--- START GIVEN DATA ---

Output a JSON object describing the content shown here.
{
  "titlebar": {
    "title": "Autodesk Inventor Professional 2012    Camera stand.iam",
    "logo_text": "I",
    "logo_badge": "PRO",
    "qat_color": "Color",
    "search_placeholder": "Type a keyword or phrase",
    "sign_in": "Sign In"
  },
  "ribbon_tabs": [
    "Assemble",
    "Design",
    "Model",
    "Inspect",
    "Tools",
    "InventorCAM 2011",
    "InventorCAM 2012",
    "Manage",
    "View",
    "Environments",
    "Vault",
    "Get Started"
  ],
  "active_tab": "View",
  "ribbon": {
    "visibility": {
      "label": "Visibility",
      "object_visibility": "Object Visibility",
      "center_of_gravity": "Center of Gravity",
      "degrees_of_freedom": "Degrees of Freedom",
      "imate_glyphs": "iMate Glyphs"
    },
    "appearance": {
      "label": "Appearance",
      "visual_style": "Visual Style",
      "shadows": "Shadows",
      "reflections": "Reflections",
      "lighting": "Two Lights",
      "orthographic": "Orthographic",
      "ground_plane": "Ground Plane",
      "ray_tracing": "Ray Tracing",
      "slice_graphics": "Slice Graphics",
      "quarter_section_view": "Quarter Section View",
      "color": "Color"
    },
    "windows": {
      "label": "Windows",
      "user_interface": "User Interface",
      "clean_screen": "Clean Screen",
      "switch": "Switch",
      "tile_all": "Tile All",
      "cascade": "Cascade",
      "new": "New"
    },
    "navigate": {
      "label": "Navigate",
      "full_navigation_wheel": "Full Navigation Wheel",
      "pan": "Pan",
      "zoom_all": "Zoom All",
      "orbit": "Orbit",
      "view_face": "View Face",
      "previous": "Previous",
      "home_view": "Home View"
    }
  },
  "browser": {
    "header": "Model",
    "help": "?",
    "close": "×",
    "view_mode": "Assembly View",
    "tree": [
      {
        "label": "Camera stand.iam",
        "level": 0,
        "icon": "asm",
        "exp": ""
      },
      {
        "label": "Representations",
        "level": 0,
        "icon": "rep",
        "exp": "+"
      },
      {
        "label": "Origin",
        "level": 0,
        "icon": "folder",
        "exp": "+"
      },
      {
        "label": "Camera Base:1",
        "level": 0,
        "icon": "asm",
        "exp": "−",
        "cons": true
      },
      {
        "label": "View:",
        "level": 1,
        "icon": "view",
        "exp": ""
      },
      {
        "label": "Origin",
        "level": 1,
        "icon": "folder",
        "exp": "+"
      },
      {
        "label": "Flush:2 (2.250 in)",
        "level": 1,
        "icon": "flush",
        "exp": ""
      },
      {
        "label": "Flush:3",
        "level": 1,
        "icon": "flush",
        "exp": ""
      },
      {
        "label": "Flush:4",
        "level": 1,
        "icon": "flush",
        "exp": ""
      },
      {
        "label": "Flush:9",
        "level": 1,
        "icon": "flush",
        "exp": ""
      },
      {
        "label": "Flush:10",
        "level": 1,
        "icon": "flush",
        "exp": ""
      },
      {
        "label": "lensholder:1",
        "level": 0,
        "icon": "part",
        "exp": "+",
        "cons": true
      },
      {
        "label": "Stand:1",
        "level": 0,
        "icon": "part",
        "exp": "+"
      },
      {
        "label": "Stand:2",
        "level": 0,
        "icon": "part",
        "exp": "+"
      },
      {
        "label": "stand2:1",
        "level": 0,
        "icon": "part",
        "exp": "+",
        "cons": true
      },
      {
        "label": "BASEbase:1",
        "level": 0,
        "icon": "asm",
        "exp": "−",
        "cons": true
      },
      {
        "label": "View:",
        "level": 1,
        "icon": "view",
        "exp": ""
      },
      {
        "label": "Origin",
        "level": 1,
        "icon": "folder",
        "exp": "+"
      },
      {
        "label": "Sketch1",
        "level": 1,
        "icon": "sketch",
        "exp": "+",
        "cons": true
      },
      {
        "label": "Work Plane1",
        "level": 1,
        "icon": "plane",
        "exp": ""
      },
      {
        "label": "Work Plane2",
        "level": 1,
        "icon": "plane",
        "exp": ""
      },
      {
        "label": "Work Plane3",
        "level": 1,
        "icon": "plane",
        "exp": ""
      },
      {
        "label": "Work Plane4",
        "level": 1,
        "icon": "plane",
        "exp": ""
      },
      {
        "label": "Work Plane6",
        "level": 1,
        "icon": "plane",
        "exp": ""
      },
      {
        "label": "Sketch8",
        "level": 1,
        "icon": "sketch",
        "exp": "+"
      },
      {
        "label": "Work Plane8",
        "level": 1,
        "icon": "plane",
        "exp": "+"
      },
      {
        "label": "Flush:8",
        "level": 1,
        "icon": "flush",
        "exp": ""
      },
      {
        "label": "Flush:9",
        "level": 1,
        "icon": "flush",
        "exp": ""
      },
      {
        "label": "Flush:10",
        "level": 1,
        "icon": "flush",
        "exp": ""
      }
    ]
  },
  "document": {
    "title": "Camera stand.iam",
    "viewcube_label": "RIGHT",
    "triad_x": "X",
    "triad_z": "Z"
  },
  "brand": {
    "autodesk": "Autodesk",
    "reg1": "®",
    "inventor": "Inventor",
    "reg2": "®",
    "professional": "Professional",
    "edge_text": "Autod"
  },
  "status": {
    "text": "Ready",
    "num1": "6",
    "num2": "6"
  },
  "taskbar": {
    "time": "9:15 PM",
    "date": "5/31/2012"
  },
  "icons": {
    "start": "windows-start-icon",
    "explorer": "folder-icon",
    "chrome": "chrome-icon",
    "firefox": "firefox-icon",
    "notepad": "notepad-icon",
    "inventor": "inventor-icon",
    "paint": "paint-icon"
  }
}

--- END GIVEN DATA ---

INSTRUCTIONS TO FOLLOW:
Extract the complete data, matching each line exactly.

RESULT:
Output a JSON object describing the content shown here.
{
  "titlebar": {
    "title": "Autodesk Inventor Professional 2012    Camera stand.iam",
    "logo_text": "I",
    "logo_badge": "PRO",
    "qat_color": "Color",
    "search_placeholder": "Type a keyword or phrase",
    "sign_in": "Sign In"
  },
  "ribbon_tabs": [
    "Assemble",
    "Design",
    "Model",
    "Inspect",
    "Tools",
    "InventorCAM 2011",
    "InventorCAM 2012",
    "Manage",
    "View",
    "Environments",
    "Vault",
    "Get Started"
  ],
  "active_tab": "View",
  "ribbon": {
    "visibility": {
      "label": "Visibility",
      "object_visibility": "Object Visibility",
      "center_of_gravity": "Center of Gravity",
      "degrees_of_freedom": "Degrees of Freedom",
      "imate_glyphs": "iMate Glyphs"
    },
    "appearance": {
      "label": "Appearance",
      "visual_style": "Visual Style",
      "shadows": "Shadows",
      "reflections": "Reflections",
      "lighting": "Two Lights",
      "orthographic": "Orthographic",
      "ground_plane": "Ground Plane",
      "ray_tracing": "Ray Tracing",
      "slice_graphics": "Slice Graphics",
      "quarter_section_view": "Quarter Section View",
      "color": "Color"
    },
    "windows": {
      "label": "Windows",
      "user_interface": "User Interface",
      "clean_screen": "Clean Screen",
      "switch": "Switch",
      "tile_all": "Tile All",
      "cascade": "Cascade",
      "new": "New"
    },
    "navigate": {
      "label": "Navigate",
      "full_navigation_wheel": "Full Navigation Wheel",
      "pan": "Pan",
      "zoom_all": "Zoom All",
      "orbit": "Orbit",
      "view_face": "View Face",
      "previous": "Previous",
      "home_view": "Home View"
    }
  },
  "browser": {
    "header": "Model",
    "help": "?",
    "close": "×",
    "view_mode": "Assembly View",
    "tree": [
      {
        "label": "Camera stand.iam",
        "level": 0,
        "icon": "asm",
        "exp": ""
      },
      {
        "label": "Representations",
        "level": 0,
        "icon": "rep",
        "exp": "+"
      },
      {
        "label": "Origin",
        "level": 0,
        "icon": "folder",
        "exp": "+"
      },
      {
        "label": "Camera Base:1",
        "level": 0,
        "icon": "asm",
        "exp": "−",
        "cons": true
      },
      {
        "label": "View:",
        "level": 1,
        "icon": "view",
        "exp": ""
      },
      {
        "label": "Origin",
        "level": 1,
        "icon": "folder",
        "exp": "+"
      },
      {
        "label": "Flush:2 (2.250 in)",
        "level": 1,
        "icon": "flush",
        "exp": ""
      },
      {
        "label": "Flush:3",
        "level": 1,
        "icon": "flush",
        "exp": ""
      },
      {
        "label": "Flush:4",
        "level": 1,
        "icon": "flush",
        "exp": ""
      },
      {
        "label": "Flush:9",
        "level": 1,
        "icon": "flush",
        "exp": ""
      },
      {
        "label": "Flush:10",
        "level": 1,
        "icon": "flush",
        "exp": ""
      },
      {
        "label": "lensholder:1",
        "level": 0,
        "icon": "part",
        "exp": "+",
        "cons": true
      },
      {
        "label": "Stand:1",
        "level": 0,
        "icon": "part",
        "exp": "+"
      },
      {
        "label": "Stand:2",
        "level": 0,
        "icon": "part",
        "exp": "+"
      },
      {
        "label": "stand2:1",
        "level": 0,
        "icon": "part",
        "exp": "+",
        "cons": true
      },
      {
        "label": "BASEbase:1",
        "level": 0,
        "icon": "asm",
        "exp": "−",
        "cons": true
      },
      {
        "label": "View:",
        "level": 1,
        "icon": "view",
        "exp": ""
      },
      {
        "label": "Origin",
        "level": 1,
        "icon": "folder",
        "exp": "+"
      },
      {
        "label": "Sketch1",
        "level": 1,
        "icon": "sketch",
        "exp": "+",
        "cons": true
      },
      {
        "label": "Work Plane1",
        "level": 1,
        "icon": "plane",
        "exp": ""
      },
      {
        "label": "Work Plane2",
        "level": 1,
        "icon": "plane",
        "exp": ""
      },
      {
        "label": "Work Plane3",
        "level": 1,
        "icon": "plane",
        "exp": ""
      },
      {
        "label": "Work Plane4",
        "level": 1,
        "icon": "plane",
        "exp": ""
      },
      {
        "label": "Work Plane6",
        "level": 1,
        "icon": "plane",
        "exp": ""
      },
      {
        "label": "Sketch8",
        "level": 1,
        "icon": "sketch",
        "exp": "+"
      },
      {
        "label": "Work Plane8",
        "level": 1,
        "icon": "plane",
        "exp": "+"
      },
      {
        "label": "Flush:8",
        "level": 1,
        "icon": "flush",
        "exp": ""
      },
      {
        "label": "Flush:9",
        "level": 1,
        "icon": "flush",
        "exp": ""
      },
      {
        "label": "Flush:10",
        "level": 1,
        "icon": "flush",
        "exp": ""
      }
    ]
  },
  "document": {
    "title": "Camera stand.iam",
    "viewcube_label": "RIGHT",
    "triad_x": "X",
    "triad_z": "Z"
  },
  "brand": {
    "autodesk": "Autodesk",
    "reg1": "®",
    "inventor": "Inventor",
    "reg2": "®",
    "professional": "Professional",
    "edge_text": "Autod"
  },
  "status": {
    "text": "Ready",
    "num1": "6",
    "num2": "6"
  },
  "taskbar": {
    "time": "9:15 PM",
    "date": "5/31/2012"
  },
  "icons": {
    "start": "windows-start-icon",
    "explorer": "folder-icon",
    "chrome": "chrome-icon",
    "firefox": "firefox-icon",
    "notepad": "notepad-icon",
    "inventor": "inventor-icon",
    "paint": "paint-icon"
  }
}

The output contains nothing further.